» **Records for the exercise**:
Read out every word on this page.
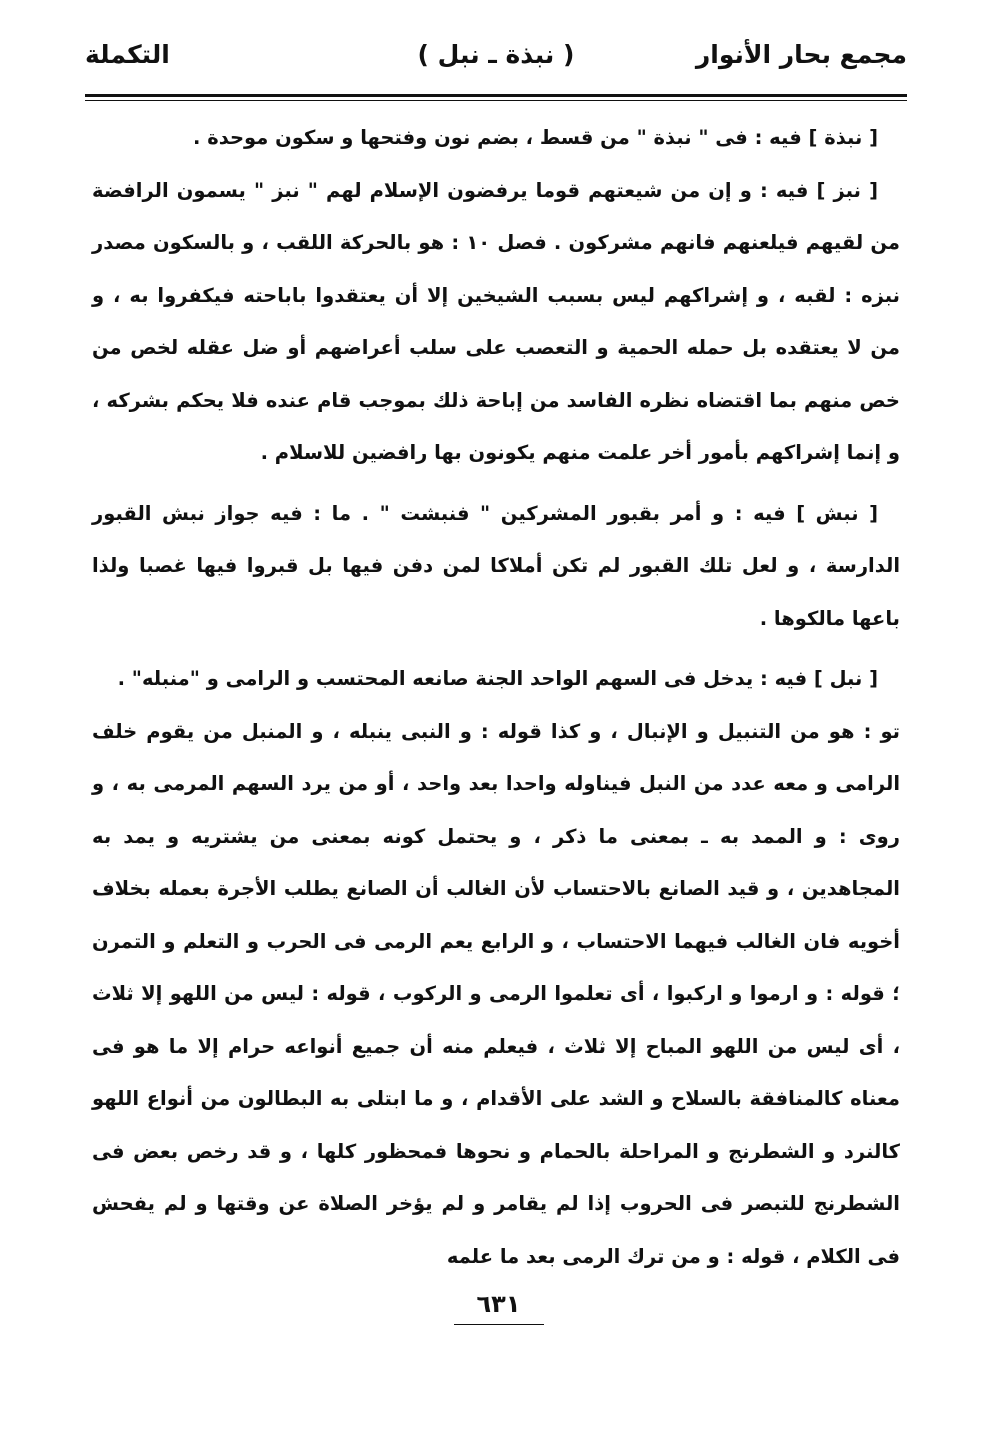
مجمع بحار الأنوار
( نبذة ـ نبل )
التكملة

[ نبذة ] فيه : فى " نبذة " من قسط ، بضم نون وفتحها و سكون موحدة .

[ نبز ] فيه : و إن من شيعتهم قوما يرفضون الإسلام لهم " نبز " يسمون الرافضة من لقيهم فيلعنهم فانهم مشركون . فصل ١٠ : هو بالحركة اللقب ، و بالسكون مصدر نبزه : لقبه ، و إشراكهم ليس بسبب الشيخين إلا أن يعتقدوا باباحته فيكفروا به ، و من لا يعتقده بل حمله الحمية و التعصب على سلب أعراضهم أو ضل عقله لخص من خص منهم بما اقتضاه نظره الفاسد من إباحة ذلك بموجب قام عنده فلا يحكم بشركه ، و إنما إشراكهم بأمور أخر علمت منهم يكونون بها رافضين للاسلام .

[ نبش ] فيه : و أمر بقبور المشركين " فنبشت " . ما : فيه جواز نبش القبور الدارسة ، و لعل تلك القبور لم تكن أملاكا لمن دفن فيها بل قبروا فيها غصبا ولذا باعها مالكوها .

[ نبل ] فيه : يدخل فى السهم الواحد الجنة صانعه المحتسب و الرامى و "منبله" .

تو : هو من التنبيل و الإنبال ، و كذا قوله : و النبى ينبله ، و المنبل من يقوم خلف الرامى و معه عدد من النبل فيناوله واحدا بعد واحد ، أو من يرد السهم المرمى به ، و روى : و الممد به ـ بمعنى ما ذكر ، و يحتمل كونه بمعنى من يشتريه و يمد به المجاهدين ، و قيد الصانع بالاحتساب لأن الغالب أن الصانع يطلب الأجرة بعمله بخلاف أخويه فان الغالب فيهما الاحتساب ، و الرابع يعم الرمى فى الحرب و التعلم و التمرن ؛ قوله : و ارموا و اركبوا ، أى تعلموا الرمى و الركوب ، قوله : ليس من اللهو إلا ثلاث ، أى ليس من اللهو المباح إلا ثلاث ، فيعلم منه أن جميع أنواعه حرام إلا ما هو فى معناه كالمنافقة بالسلاح و الشد على الأقدام ، و ما ابتلى به البطالون من أنواع اللهو كالنرد و الشطرنج و المراحلة بالحمام و نحوها فمحظور كلها ، و قد رخص بعض فى الشطرنج للتبصر فى الحروب إذا لم يقامر و لم يؤخر الصلاة عن وقتها و لم يفحش فى الكلام ، قوله : و من ترك الرمى بعد ما علمه

٦٣١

» **Your instructions**:
In the records shown above, how many lines include the word "نبذة"? Answer with the number only.

» **Result of this task**:
2